-- INSTRUCTIONS FOR THE TASK --
All lines featuring the string "xlabel" are to be listed.

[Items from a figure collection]
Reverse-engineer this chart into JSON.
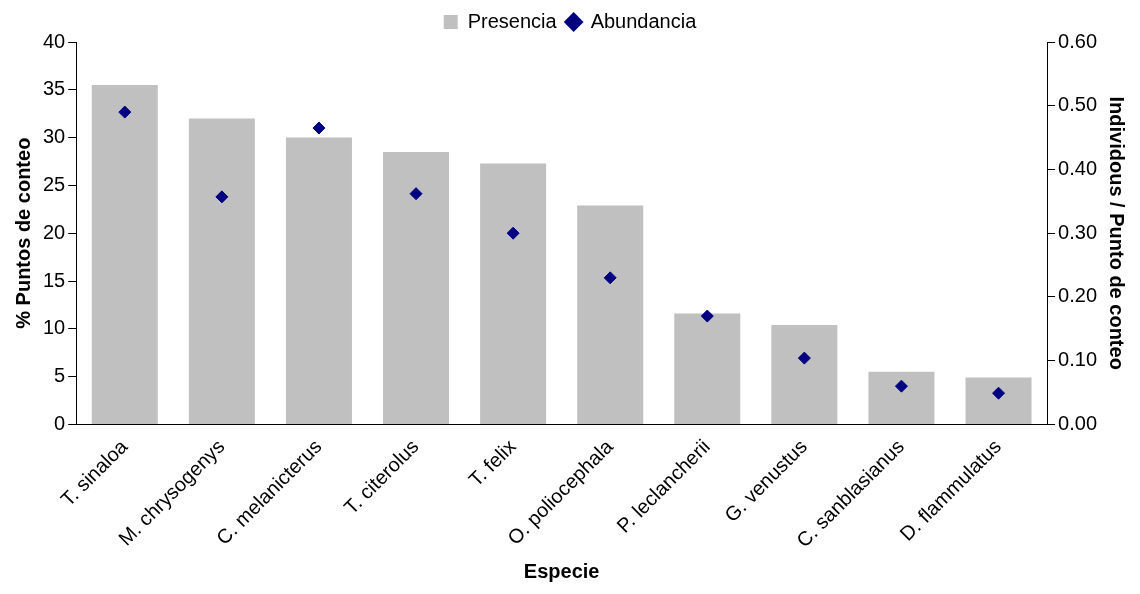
{
  "chart_data": {
    "type": "bar",
    "xlabel": "Especie",
    "ylabel": "% Puntos de conteo",
    "y2label": "Individous / Punto de conteo",
    "categories": [
      "T. sinaloa",
      "M. chrysogenys",
      "C. melanicterus",
      "T. citerolus",
      "T. felix",
      "O. poliocephala",
      "P. leclancherii",
      "G. venustus",
      "C. sanblasianus",
      "D. flammulatus"
    ],
    "series": [
      {
        "name": "Presencia",
        "color": "#c0c0c0",
        "values": [
          35.5,
          32.0,
          30.0,
          28.5,
          27.3,
          22.9,
          11.6,
          10.4,
          5.5,
          4.9
        ]
      },
      {
        "name": "Abundancia",
        "type": "scatter",
        "axis": "y2",
        "color": "#000080",
        "values": [
          0.49,
          0.357,
          0.465,
          0.362,
          0.3,
          0.23,
          0.17,
          0.104,
          0.06,
          0.049
        ]
      }
    ],
    "ylim": [
      0,
      40
    ],
    "yticks": [
      0,
      5,
      10,
      15,
      20,
      25,
      30,
      35,
      40
    ],
    "y2lim": [
      0,
      0.6
    ],
    "y2ticks": [
      {
        "value": 0,
        "label": "0.00"
      },
      {
        "value": 0.1,
        "label": "0.10"
      },
      {
        "value": 0.2,
        "label": "0.20"
      },
      {
        "value": 0.3,
        "label": "0.30"
      },
      {
        "value": 0.4,
        "label": "0.40"
      },
      {
        "value": 0.5,
        "label": "0.50"
      },
      {
        "value": 0.6,
        "label": "0.60"
      }
    ],
    "marker": "diamond",
    "legend": "top",
    "grid": false
  }
}
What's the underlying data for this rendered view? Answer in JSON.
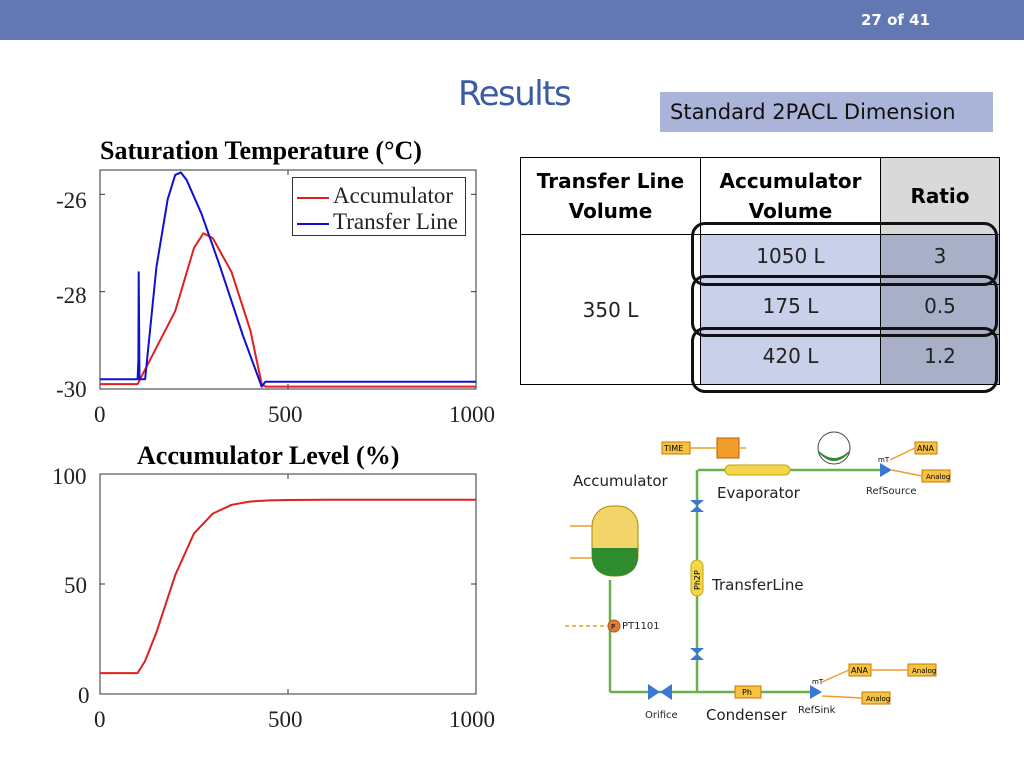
{
  "header": {
    "page": "27 of 41"
  },
  "title": "Results",
  "dimension_box": "Standard 2PACL Dimension",
  "table": {
    "headers": [
      "Transfer Line\nVolume",
      "Accumulator\nVolume",
      "Ratio"
    ],
    "transfer_line_volume": "350 L",
    "rows": [
      {
        "accumulator_volume": "1050 L",
        "ratio": "3"
      },
      {
        "accumulator_volume": "175 L",
        "ratio": "0.5"
      },
      {
        "accumulator_volume": "420 L",
        "ratio": "1.2"
      }
    ]
  },
  "diagram": {
    "labels": {
      "accumulator": "Accumulator",
      "evaporator": "Evaporator",
      "transfer_line": "TransferLine",
      "condenser": "Condenser",
      "orifice": "Orifice",
      "pt": "PT1101",
      "ref_source": "RefSource",
      "ref_sink": "RefSink",
      "time": "TIME",
      "ana1": "ANA",
      "analog1": "Analog",
      "ana2": "ANA",
      "analog2": "Analog",
      "analog3": "Analog",
      "mt1": "mT",
      "mt2": "mT",
      "ph": "Ph",
      "ph2p": "Ph2P",
      "p": "P"
    }
  },
  "chart_data": [
    {
      "type": "line",
      "title": "Saturation Temperature (°C)",
      "xlim": [
        0,
        1000
      ],
      "ylim": [
        -30,
        -25.5
      ],
      "xticks": [
        "0",
        "500",
        "1000"
      ],
      "yticks": [
        "-26",
        "-28",
        "-30"
      ],
      "legend_position": "top-right",
      "grid": false,
      "series": [
        {
          "name": "Accumulator",
          "color": "#e02020",
          "x": [
            0,
            100,
            200,
            250,
            275,
            300,
            350,
            400,
            430,
            440,
            500,
            1000
          ],
          "y": [
            -29.9,
            -29.9,
            -28.4,
            -27.1,
            -26.8,
            -26.9,
            -27.6,
            -28.8,
            -29.9,
            -29.95,
            -29.95,
            -29.95
          ]
        },
        {
          "name": "Transfer Line",
          "color": "#1010d0",
          "x": [
            0,
            100,
            102,
            103,
            105,
            120,
            150,
            180,
            200,
            215,
            230,
            270,
            320,
            380,
            430,
            440,
            500,
            1000
          ],
          "y": [
            -29.8,
            -29.8,
            -29.4,
            -27.6,
            -29.8,
            -29.8,
            -27.5,
            -26.1,
            -25.6,
            -25.55,
            -25.7,
            -26.4,
            -27.5,
            -28.9,
            -29.95,
            -29.85,
            -29.85,
            -29.85
          ]
        }
      ]
    },
    {
      "type": "line",
      "title": "Accumulator Level (%)",
      "xlim": [
        0,
        1000
      ],
      "ylim": [
        0,
        100
      ],
      "xticks": [
        "0",
        "500",
        "1000"
      ],
      "yticks": [
        "100",
        "50",
        "0"
      ],
      "grid": false,
      "series": [
        {
          "color": "#e02020",
          "x": [
            0,
            100,
            120,
            150,
            200,
            250,
            300,
            350,
            400,
            450,
            500,
            600,
            1000
          ],
          "y": [
            9.5,
            9.5,
            15,
            28,
            54,
            73,
            82,
            86,
            87.5,
            88,
            88.2,
            88.3,
            88.3
          ]
        }
      ]
    }
  ]
}
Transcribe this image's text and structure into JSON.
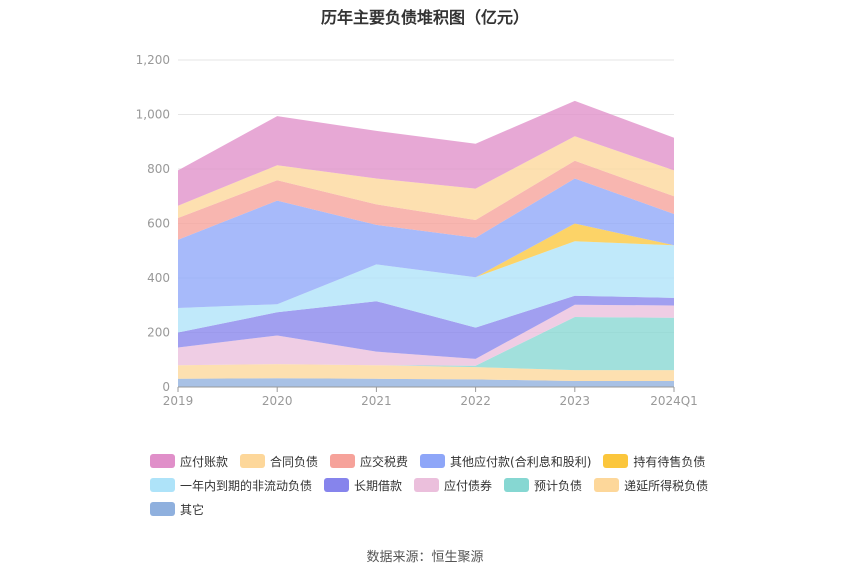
{
  "title": "历年主要负债堆积图（亿元）",
  "source": "数据来源：恒生聚源",
  "chart_data": {
    "type": "area",
    "stacked": true,
    "categories": [
      "2019",
      "2020",
      "2021",
      "2022",
      "2023",
      "2024Q1"
    ],
    "yticks": [
      "0",
      "200",
      "400",
      "600",
      "800",
      "1,000",
      "1,200"
    ],
    "ylim": [
      0,
      1200
    ],
    "grid": true,
    "legend_position": "bottom",
    "series": [
      {
        "name": "其它",
        "color": "#8fb0de",
        "values": [
          30,
          32,
          30,
          28,
          22,
          22
        ]
      },
      {
        "name": "递延所得税负债",
        "color": "#fdd79a",
        "values": [
          50,
          52,
          50,
          45,
          40,
          40
        ]
      },
      {
        "name": "预计负债",
        "color": "#86d7d2",
        "values": [
          0,
          0,
          0,
          5,
          195,
          192
        ]
      },
      {
        "name": "应付债券",
        "color": "#ebbfdc",
        "values": [
          65,
          105,
          50,
          25,
          45,
          45
        ]
      },
      {
        "name": "长期借款",
        "color": "#8684ec",
        "values": [
          55,
          85,
          185,
          115,
          33,
          28
        ]
      },
      {
        "name": "一年内到期的非流动负债",
        "color": "#aee3f9",
        "values": [
          90,
          30,
          135,
          185,
          200,
          193
        ]
      },
      {
        "name": "持有待售负债",
        "color": "#fbc63c",
        "values": [
          0,
          0,
          0,
          0,
          65,
          0
        ]
      },
      {
        "name": "其他应付款(合利息和股利)",
        "color": "#8ea6f8",
        "values": [
          250,
          380,
          145,
          145,
          165,
          115
        ]
      },
      {
        "name": "应交税费",
        "color": "#f6a29a",
        "values": [
          80,
          75,
          75,
          65,
          65,
          65
        ]
      },
      {
        "name": "合同负债",
        "color": "#fdd79a",
        "values": [
          45,
          55,
          95,
          115,
          90,
          95
        ]
      },
      {
        "name": "应付账款",
        "color": "#e08fc9",
        "values": [
          130,
          180,
          175,
          165,
          130,
          120
        ]
      }
    ]
  },
  "legend_rows": [
    [
      {
        "label": "应付账款",
        "color": "#e08fc9"
      },
      {
        "label": "合同负债",
        "color": "#fdd79a"
      },
      {
        "label": "应交税费",
        "color": "#f6a29a"
      },
      {
        "label": "其他应付款(合利息和股利)",
        "color": "#8ea6f8"
      },
      {
        "label": "持有待售负债",
        "color": "#fbc63c"
      }
    ],
    [
      {
        "label": "一年内到期的非流动负债",
        "color": "#aee3f9"
      },
      {
        "label": "长期借款",
        "color": "#8684ec"
      },
      {
        "label": "应付债券",
        "color": "#ebbfdc"
      },
      {
        "label": "预计负债",
        "color": "#86d7d2"
      },
      {
        "label": "递延所得税负债",
        "color": "#fdd79a"
      }
    ],
    [
      {
        "label": "其它",
        "color": "#8fb0de"
      }
    ]
  ]
}
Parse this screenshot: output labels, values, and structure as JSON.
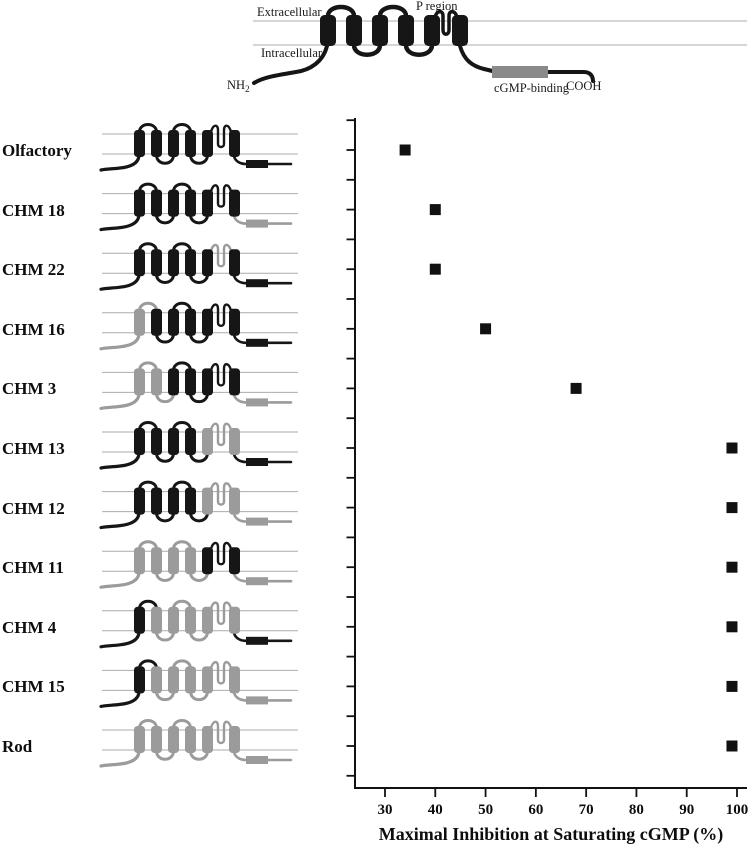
{
  "colors": {
    "black": "#161616",
    "gray": "#9b9b9b",
    "marker": "#111111",
    "cgmp_box_gray": "#8a8a8a"
  },
  "topology": {
    "extracellular_label": "Extracellular",
    "p_region_label": "P region",
    "intracellular_label": "Intracellular",
    "nh2_label": "NH",
    "nh2_subscript": "2",
    "cgmp_binding_label": "cGMP-binding",
    "cooh_label": "COOH"
  },
  "rows": [
    {
      "label": "Olfactory",
      "value": 34,
      "segments": [
        "k",
        "k",
        "k",
        "k",
        "k",
        "k"
      ],
      "pore": "k",
      "nterm": "k",
      "cterm": "k",
      "box": "k"
    },
    {
      "label": "CHM 18",
      "value": 40,
      "segments": [
        "k",
        "k",
        "k",
        "k",
        "k",
        "k"
      ],
      "pore": "k",
      "nterm": "k",
      "cterm": "g",
      "box": "g"
    },
    {
      "label": "CHM 22",
      "value": 40,
      "segments": [
        "k",
        "k",
        "k",
        "k",
        "k",
        "k"
      ],
      "pore": "g",
      "nterm": "k",
      "cterm": "k",
      "box": "k"
    },
    {
      "label": "CHM 16",
      "value": 50,
      "segments": [
        "g",
        "k",
        "k",
        "k",
        "k",
        "k"
      ],
      "pore": "k",
      "nterm": "g",
      "cterm": "k",
      "box": "k"
    },
    {
      "label": "CHM 3",
      "value": 68,
      "segments": [
        "g",
        "g",
        "k",
        "k",
        "k",
        "k"
      ],
      "pore": "k",
      "nterm": "g",
      "cterm": "g",
      "box": "g"
    },
    {
      "label": "CHM 13",
      "value": 99,
      "segments": [
        "k",
        "k",
        "k",
        "k",
        "g",
        "g"
      ],
      "pore": "g",
      "nterm": "k",
      "cterm": "k",
      "box": "k"
    },
    {
      "label": "CHM 12",
      "value": 99,
      "segments": [
        "k",
        "k",
        "k",
        "k",
        "g",
        "g"
      ],
      "pore": "g",
      "nterm": "k",
      "cterm": "g",
      "box": "g"
    },
    {
      "label": "CHM 11",
      "value": 99,
      "segments": [
        "g",
        "g",
        "g",
        "g",
        "k",
        "k"
      ],
      "pore": "k",
      "nterm": "g",
      "cterm": "g",
      "box": "g"
    },
    {
      "label": "CHM 4",
      "value": 99,
      "segments": [
        "k",
        "g",
        "g",
        "g",
        "g",
        "g"
      ],
      "pore": "g",
      "nterm": "k",
      "cterm": "k",
      "box": "k"
    },
    {
      "label": "CHM 15",
      "value": 99,
      "segments": [
        "k",
        "g",
        "g",
        "g",
        "g",
        "g"
      ],
      "pore": "g",
      "nterm": "k",
      "cterm": "g",
      "box": "g"
    },
    {
      "label": "Rod",
      "value": 99,
      "segments": [
        "g",
        "g",
        "g",
        "g",
        "g",
        "g"
      ],
      "pore": "g",
      "nterm": "g",
      "cterm": "g",
      "box": "g"
    }
  ],
  "chart": {
    "xlabel": "Maximal Inhibition at Saturating cGMP (%)",
    "x_ticks": [
      30,
      40,
      50,
      60,
      70,
      80,
      90,
      100
    ]
  },
  "chart_data": {
    "type": "scatter",
    "title": "",
    "categories": [
      "Olfactory",
      "CHM 18",
      "CHM 22",
      "CHM 16",
      "CHM 3",
      "CHM 13",
      "CHM 12",
      "CHM 11",
      "CHM 4",
      "CHM 15",
      "Rod"
    ],
    "values": [
      34,
      40,
      40,
      50,
      68,
      99,
      99,
      99,
      99,
      99,
      99
    ],
    "xlabel": "Maximal Inhibition at Saturating cGMP (%)",
    "ylabel": "",
    "xlim": [
      24,
      102
    ],
    "x_ticks": [
      30,
      40,
      50,
      60,
      70,
      80,
      90,
      100
    ],
    "marker": "filled-square",
    "marker_color": "#111111",
    "grid": false,
    "legend": false
  }
}
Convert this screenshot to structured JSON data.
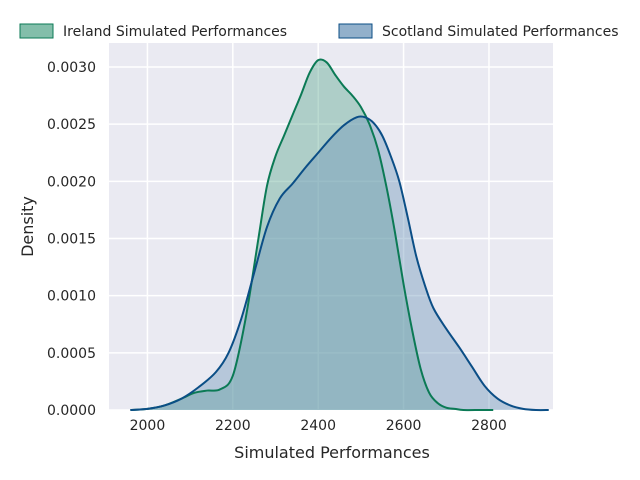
{
  "chart_data": {
    "type": "area",
    "title": "",
    "xlabel": "Simulated Performances",
    "ylabel": "Density",
    "xlim": [
      1910,
      2950
    ],
    "ylim": [
      0,
      0.00321
    ],
    "xticks": [
      2000,
      2200,
      2400,
      2600,
      2800
    ],
    "xtick_labels": [
      "2000",
      "2200",
      "2400",
      "2600",
      "2800"
    ],
    "yticks": [
      0,
      0.0005,
      0.001,
      0.0015,
      0.002,
      0.0025,
      0.003
    ],
    "ytick_labels": [
      "0.0000",
      "0.0005",
      "0.0010",
      "0.0015",
      "0.0020",
      "0.0025",
      "0.0030"
    ],
    "grid": true,
    "legend_position": "top",
    "series": [
      {
        "name": "Ireland Simulated Performances",
        "line_color": "#0b7a55",
        "fill_color": "#5aa88e",
        "x": [
          1960,
          2000,
          2040,
          2080,
          2110,
          2140,
          2170,
          2200,
          2230,
          2260,
          2280,
          2300,
          2320,
          2340,
          2360,
          2380,
          2400,
          2420,
          2440,
          2460,
          2480,
          2500,
          2520,
          2540,
          2560,
          2580,
          2600,
          2620,
          2640,
          2660,
          2680,
          2700,
          2720,
          2740,
          2780,
          2810
        ],
        "y": [
          0.0,
          1e-05,
          4e-05,
          0.0001,
          0.00015,
          0.00017,
          0.00018,
          0.0003,
          0.0008,
          0.0015,
          0.00196,
          0.00222,
          0.0024,
          0.00258,
          0.00276,
          0.00295,
          0.00306,
          0.00304,
          0.00293,
          0.00283,
          0.00275,
          0.00265,
          0.0025,
          0.00228,
          0.00195,
          0.00155,
          0.0011,
          0.0007,
          0.00036,
          0.00015,
          6e-05,
          2e-05,
          1e-05,
          0.0,
          0.0,
          0.0
        ]
      },
      {
        "name": "Scotland Simulated Performances",
        "line_color": "#0b4e86",
        "fill_color": "#6d95ba",
        "x": [
          1960,
          2000,
          2040,
          2080,
          2120,
          2160,
          2190,
          2220,
          2250,
          2280,
          2310,
          2340,
          2370,
          2400,
          2430,
          2460,
          2490,
          2510,
          2530,
          2550,
          2570,
          2590,
          2610,
          2630,
          2650,
          2670,
          2700,
          2730,
          2760,
          2790,
          2820,
          2850,
          2880,
          2910,
          2940
        ],
        "y": [
          0.0,
          1e-05,
          4e-05,
          0.0001,
          0.0002,
          0.00033,
          0.0005,
          0.0008,
          0.0012,
          0.0016,
          0.00185,
          0.00198,
          0.00212,
          0.00225,
          0.00238,
          0.00249,
          0.00256,
          0.00256,
          0.00251,
          0.0024,
          0.00222,
          0.002,
          0.00168,
          0.00134,
          0.00109,
          0.00089,
          0.00071,
          0.00055,
          0.00038,
          0.00021,
          0.0001,
          4e-05,
          1e-05,
          0.0,
          0.0
        ]
      }
    ]
  }
}
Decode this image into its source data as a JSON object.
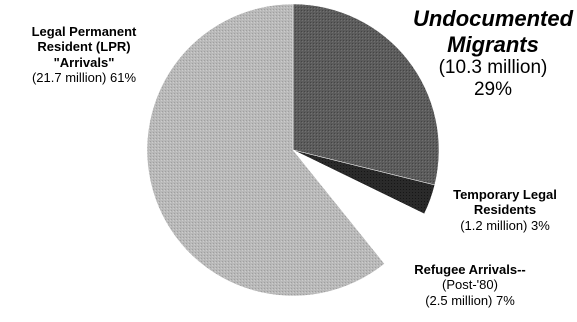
{
  "chart_data": {
    "type": "pie",
    "title": "",
    "start_angle_deg": 0,
    "slices": [
      {
        "name": "Undocumented Migrants",
        "value_millions": 10.3,
        "percent": 29,
        "color": "#5a5a5a",
        "label_lines": [
          "Undocumented",
          "Migrants",
          "(10.3 million)",
          "29%"
        ]
      },
      {
        "name": "Temporary Legal Residents",
        "value_millions": 1.2,
        "percent": 3,
        "color": "#262626",
        "label_lines": [
          "Temporary Legal",
          "Residents",
          "(1.2 million)  3%"
        ]
      },
      {
        "name": "Refugee Arrivals--",
        "value_millions": 2.5,
        "percent": 7,
        "color": "#ffffff",
        "label_lines": [
          "Refugee Arrivals--",
          "(Post-'80)",
          "(2.5 million)  7%"
        ]
      },
      {
        "name": "Legal Permanent Resident (LPR) \"Arrivals\"",
        "value_millions": 21.7,
        "percent": 61,
        "color": "#b4b4b4",
        "label_lines": [
          "Legal Permanent",
          "Resident (LPR)",
          "\"Arrivals\"",
          "(21.7 million)  61%"
        ]
      }
    ]
  }
}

-- RESULT --
    "xlabel": "Especie",
    "xlabel": "Maximal Inhibition at Saturating cGMP (%)",
    "xlabel": "Maximal Inhibition at Saturating cGMP (%)",
    "xlabel": "Simulated Performances",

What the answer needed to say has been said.